### [Preguntas del material]
1. Resume en dos oraciones el relato sobre la mudanza al piso.
2. Según el relato sobre la mudanza al piso, ¿qué calle se menciona junto a El Carril?
3. Escribe la continuación del relato sobre la mudanza al piso a partir de su última oración.

### [Sección de texto]

────

A la conquista del piso
Al contraste entre pasado y presente, la toma de conciencia clara sobre mucho de lo perdido nos hace llorar
Con apenas tres años, en su primera visita, en un piso por estrenar, rayándola con un lápiz olvidado por los carpinteros, un niño decora a su antojo la impecable pared del futuro comedor de aquella vivienda en la que iban a vivir. Esto, no sabe si lo recuerda porque se lo contaron, como otros recuerdos; o lo recuerda porque lo recuerda. La memoria convierte en sueños lo vivido, pero también algunos sueños se petrifican como vivencia.
Yo era muy pequeño y… Y a saber si aquello fue rebelde protesta o mera trastada infantil. Si rebelde protesta, sería porque la mudanza desde El Carril –calle Sancho Medina– al Paseo suponía, abandonando la casa de nuestro abuelo –cambra de sol–, abandonar la calle. Y abandonar la calle era abandonar la libertad.

────

Registros de un conjunto de datos
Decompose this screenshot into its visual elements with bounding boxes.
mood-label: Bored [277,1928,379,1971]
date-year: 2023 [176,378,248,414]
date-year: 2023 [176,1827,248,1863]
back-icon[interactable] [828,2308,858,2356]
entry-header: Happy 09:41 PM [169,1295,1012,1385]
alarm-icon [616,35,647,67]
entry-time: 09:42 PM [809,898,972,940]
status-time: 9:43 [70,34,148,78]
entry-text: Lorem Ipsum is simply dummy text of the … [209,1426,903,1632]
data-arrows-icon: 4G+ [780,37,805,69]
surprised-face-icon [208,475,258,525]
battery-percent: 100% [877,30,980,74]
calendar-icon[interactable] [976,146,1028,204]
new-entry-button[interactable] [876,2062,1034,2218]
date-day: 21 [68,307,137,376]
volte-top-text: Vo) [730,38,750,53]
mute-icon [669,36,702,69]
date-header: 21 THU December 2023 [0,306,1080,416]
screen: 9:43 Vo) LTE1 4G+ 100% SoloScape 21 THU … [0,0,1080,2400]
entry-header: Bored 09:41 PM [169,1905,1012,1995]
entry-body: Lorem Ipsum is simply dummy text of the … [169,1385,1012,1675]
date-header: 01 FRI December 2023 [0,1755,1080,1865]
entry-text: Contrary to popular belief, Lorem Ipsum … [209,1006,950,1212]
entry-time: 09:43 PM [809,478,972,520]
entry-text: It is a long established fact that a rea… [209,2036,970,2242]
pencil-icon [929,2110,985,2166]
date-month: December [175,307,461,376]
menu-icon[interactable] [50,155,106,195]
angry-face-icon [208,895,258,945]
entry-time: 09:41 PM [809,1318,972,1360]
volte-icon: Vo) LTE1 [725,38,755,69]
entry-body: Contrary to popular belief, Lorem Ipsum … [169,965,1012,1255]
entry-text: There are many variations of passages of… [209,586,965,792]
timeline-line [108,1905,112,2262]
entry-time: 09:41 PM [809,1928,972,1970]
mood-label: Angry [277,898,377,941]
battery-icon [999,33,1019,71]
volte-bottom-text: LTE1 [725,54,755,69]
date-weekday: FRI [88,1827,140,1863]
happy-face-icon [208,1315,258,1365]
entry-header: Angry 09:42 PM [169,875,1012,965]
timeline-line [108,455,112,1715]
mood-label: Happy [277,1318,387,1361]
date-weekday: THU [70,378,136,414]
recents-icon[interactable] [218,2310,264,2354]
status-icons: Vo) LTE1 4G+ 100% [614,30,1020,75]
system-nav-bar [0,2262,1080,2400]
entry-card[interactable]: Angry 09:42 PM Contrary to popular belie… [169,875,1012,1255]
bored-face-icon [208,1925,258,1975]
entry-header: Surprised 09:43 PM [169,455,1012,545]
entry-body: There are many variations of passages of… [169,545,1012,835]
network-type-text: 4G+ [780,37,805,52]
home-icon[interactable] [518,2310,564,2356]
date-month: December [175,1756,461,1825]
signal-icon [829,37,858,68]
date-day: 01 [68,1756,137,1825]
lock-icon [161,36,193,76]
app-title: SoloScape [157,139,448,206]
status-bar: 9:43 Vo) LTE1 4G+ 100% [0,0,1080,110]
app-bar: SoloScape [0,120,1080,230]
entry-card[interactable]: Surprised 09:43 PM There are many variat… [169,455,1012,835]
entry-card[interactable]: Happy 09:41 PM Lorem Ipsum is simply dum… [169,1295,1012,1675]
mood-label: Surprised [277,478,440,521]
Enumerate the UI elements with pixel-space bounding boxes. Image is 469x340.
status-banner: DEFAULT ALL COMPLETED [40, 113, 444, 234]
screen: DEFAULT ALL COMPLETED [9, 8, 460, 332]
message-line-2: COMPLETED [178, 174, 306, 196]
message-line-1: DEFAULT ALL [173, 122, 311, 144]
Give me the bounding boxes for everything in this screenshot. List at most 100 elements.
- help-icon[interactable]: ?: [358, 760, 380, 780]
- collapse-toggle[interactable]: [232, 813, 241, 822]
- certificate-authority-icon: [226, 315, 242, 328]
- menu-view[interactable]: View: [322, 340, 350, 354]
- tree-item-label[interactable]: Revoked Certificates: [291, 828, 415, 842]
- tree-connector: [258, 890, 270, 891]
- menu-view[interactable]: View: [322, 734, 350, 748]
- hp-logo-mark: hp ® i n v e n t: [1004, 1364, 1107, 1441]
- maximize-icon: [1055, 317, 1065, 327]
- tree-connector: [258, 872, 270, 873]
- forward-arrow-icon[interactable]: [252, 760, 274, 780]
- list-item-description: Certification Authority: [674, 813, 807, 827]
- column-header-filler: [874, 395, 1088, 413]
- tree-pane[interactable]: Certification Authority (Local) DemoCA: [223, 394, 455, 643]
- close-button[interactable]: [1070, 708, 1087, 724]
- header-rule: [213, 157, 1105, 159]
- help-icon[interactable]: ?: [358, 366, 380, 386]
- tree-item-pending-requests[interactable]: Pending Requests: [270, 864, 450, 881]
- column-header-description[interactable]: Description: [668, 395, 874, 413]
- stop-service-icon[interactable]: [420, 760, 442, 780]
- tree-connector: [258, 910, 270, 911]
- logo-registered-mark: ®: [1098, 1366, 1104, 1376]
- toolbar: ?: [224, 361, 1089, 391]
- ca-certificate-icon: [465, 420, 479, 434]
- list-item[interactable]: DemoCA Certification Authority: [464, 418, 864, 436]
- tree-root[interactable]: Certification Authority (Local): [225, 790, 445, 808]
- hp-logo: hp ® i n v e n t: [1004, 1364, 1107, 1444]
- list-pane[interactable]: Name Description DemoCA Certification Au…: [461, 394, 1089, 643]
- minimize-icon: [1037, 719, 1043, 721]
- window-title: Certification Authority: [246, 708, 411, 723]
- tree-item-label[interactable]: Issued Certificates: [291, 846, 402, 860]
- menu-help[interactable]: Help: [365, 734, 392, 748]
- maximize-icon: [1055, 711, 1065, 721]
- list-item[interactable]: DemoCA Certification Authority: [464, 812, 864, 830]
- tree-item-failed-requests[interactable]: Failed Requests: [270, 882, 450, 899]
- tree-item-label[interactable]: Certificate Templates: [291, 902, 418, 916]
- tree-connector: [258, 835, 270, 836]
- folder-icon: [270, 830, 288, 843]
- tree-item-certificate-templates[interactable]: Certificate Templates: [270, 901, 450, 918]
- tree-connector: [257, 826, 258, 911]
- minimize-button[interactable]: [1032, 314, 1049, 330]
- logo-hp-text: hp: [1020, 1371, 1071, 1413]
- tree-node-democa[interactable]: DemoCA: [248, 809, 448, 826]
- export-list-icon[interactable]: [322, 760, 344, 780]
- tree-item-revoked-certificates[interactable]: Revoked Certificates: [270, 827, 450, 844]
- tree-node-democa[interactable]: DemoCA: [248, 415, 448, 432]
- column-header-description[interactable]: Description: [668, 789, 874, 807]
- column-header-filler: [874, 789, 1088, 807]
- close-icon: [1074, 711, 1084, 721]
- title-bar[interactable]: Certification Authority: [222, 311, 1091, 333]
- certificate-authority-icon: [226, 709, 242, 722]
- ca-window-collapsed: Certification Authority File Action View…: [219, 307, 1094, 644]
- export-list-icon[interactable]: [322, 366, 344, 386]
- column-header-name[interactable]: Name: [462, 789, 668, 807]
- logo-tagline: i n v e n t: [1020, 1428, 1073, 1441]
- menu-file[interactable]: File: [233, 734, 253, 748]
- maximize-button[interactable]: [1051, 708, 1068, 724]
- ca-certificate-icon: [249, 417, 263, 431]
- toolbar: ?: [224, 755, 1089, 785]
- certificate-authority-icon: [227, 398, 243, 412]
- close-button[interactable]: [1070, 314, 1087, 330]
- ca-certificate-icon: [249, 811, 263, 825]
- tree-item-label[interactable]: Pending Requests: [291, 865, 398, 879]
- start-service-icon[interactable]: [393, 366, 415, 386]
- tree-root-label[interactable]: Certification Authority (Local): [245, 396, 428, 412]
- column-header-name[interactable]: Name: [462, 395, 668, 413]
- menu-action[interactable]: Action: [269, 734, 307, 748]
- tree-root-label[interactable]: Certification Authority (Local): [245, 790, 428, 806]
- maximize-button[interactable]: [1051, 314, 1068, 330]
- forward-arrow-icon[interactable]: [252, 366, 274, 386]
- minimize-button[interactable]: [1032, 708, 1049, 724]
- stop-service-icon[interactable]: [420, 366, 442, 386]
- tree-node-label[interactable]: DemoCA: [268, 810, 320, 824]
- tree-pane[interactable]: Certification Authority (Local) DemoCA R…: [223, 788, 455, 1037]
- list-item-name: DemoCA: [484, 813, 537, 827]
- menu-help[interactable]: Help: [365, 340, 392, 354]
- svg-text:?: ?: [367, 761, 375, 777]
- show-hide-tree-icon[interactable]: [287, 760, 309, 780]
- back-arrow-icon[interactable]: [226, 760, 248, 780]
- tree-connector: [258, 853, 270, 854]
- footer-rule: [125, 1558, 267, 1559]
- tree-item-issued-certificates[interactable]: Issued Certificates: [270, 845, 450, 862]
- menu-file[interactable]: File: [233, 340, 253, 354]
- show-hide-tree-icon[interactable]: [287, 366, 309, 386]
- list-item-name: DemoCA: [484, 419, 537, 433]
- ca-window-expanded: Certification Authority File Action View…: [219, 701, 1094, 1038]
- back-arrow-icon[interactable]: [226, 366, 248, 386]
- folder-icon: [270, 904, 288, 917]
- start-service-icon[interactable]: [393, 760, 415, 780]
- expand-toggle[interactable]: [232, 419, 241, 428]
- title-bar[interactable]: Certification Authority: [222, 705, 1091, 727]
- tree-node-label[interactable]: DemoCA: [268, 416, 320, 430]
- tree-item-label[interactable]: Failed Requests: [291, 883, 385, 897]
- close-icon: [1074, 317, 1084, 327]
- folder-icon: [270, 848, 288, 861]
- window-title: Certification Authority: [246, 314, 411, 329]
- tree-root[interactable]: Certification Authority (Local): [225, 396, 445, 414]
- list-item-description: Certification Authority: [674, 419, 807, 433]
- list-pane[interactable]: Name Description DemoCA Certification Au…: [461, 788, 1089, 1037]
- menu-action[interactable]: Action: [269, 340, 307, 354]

────

### [Respuestas por tarea]
1. En su primera visita a un piso por estrenar, un niño de apenas tres años raya la pared del futuro comedor con un lápiz olvidado por los carpinteros, sin saber después si lo recuerda por sí mismo o porque se lo contaron. El narrador duda si aquello fue rebelde protesta o mera trastada infantil, ya que la mudanza desde El Carril al Paseo suponía abandonar la casa del abuelo, la calle y, con ella, la libertad.

2. La calle Sancho Medina.

3.
Suerte que pronto, también en el Paseo y aledaños, sobre todo los de las estaciones del tren, vividos en cuadrilla a remolque de mi hermano Joaquín y de los vecinos, fueron compensando la pérdida de lo que para nosotros era paraíso: El Carril.
El pecado que nos expulsó de aquel edén fue el pecado de la generación de nuestros padres, pecado de aquella época en la que España, la del desarrollismo, se volvió loca con los pisos. Las ciudades, en estúpida competencia unas con otras, medían su modernidad viendo quién hacía más gordos y más altos los edificios, resultando la mayoría de las veces Manhattans frustrados al tiempo que la ciudad se despersonalizaba.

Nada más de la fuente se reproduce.